### Set task:
Go through the entries one line at a time, and gather every line that has the word "laws".

[Records excerpted from a collection]
▬▬▬

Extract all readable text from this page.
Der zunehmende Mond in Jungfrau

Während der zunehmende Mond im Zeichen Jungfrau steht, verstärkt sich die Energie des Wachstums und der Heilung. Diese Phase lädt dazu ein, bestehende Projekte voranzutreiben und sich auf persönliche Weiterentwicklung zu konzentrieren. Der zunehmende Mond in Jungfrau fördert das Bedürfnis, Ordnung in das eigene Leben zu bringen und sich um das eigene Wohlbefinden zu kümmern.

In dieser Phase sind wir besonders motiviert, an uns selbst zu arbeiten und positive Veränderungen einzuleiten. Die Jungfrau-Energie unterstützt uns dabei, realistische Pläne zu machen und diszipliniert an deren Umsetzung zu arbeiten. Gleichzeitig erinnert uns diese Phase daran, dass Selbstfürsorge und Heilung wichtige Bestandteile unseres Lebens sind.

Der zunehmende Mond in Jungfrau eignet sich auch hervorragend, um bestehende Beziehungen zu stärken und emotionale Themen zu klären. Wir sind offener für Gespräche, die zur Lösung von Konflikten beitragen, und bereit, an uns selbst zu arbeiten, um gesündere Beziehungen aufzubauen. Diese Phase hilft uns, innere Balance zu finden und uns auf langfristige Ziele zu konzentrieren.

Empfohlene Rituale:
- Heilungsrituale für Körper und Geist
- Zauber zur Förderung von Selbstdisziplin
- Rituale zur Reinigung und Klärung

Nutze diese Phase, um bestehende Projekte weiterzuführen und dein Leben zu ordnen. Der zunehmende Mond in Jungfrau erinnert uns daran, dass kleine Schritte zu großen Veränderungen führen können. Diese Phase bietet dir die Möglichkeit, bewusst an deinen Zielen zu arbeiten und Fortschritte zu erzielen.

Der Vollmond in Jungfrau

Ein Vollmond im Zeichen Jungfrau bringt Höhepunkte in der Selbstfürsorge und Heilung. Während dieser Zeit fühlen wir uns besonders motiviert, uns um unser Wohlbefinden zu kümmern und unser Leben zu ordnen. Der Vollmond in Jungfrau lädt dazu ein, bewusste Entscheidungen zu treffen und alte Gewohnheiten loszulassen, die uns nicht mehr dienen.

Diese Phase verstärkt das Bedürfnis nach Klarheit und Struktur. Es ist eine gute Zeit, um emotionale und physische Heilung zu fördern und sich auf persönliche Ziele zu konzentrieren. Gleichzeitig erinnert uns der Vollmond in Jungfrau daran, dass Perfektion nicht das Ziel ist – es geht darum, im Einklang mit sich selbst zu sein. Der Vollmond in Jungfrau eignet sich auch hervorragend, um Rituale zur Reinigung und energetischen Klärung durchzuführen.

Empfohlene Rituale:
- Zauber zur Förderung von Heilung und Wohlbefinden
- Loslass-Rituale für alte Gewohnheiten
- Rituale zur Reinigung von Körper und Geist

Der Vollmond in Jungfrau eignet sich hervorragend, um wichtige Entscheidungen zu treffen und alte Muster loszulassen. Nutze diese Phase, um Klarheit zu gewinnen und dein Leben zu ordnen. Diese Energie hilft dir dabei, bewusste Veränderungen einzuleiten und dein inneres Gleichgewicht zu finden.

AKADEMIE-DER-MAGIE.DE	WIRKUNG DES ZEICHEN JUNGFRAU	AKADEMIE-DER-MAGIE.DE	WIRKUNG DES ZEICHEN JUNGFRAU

▬▬▬

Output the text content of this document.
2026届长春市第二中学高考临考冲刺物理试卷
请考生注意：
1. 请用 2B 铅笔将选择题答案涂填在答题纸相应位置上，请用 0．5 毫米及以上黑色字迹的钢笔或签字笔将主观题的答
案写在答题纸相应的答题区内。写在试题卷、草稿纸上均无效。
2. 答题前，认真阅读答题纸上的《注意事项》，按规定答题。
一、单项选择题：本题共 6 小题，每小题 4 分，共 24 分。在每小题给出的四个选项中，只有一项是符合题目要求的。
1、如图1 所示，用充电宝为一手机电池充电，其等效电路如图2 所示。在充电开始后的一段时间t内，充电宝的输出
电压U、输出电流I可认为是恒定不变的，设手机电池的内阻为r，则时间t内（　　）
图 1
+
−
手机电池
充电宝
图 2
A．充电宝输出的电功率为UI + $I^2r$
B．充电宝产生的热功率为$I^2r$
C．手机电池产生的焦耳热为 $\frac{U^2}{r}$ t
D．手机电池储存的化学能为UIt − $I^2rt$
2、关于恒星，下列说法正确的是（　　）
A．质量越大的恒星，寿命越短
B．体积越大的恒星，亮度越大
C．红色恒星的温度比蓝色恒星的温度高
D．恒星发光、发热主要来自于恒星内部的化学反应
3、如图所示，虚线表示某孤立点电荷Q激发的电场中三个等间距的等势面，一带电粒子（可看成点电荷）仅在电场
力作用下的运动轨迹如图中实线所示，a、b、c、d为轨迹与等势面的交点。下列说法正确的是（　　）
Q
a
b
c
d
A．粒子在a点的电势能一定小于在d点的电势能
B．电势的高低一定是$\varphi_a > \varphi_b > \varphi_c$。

▬▬▬

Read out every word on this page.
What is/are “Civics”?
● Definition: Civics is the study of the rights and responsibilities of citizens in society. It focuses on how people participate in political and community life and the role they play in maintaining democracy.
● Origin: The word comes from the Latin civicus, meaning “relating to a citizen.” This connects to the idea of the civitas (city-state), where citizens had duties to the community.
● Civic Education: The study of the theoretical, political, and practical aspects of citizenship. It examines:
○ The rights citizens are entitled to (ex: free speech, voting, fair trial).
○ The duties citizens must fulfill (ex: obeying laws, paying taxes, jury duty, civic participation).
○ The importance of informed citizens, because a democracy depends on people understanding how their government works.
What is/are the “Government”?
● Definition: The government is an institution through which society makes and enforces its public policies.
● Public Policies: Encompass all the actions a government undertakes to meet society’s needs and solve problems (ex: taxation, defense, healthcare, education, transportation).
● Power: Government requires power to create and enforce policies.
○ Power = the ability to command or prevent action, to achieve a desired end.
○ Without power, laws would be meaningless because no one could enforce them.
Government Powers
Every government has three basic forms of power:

▬▬▬

### Answer for this exercise:
○ The duties citizens must fulfill (ex: obeying laws, paying taxes, jury duty, civic participation).
○ Without power, laws would be meaningless because no one could enforce them.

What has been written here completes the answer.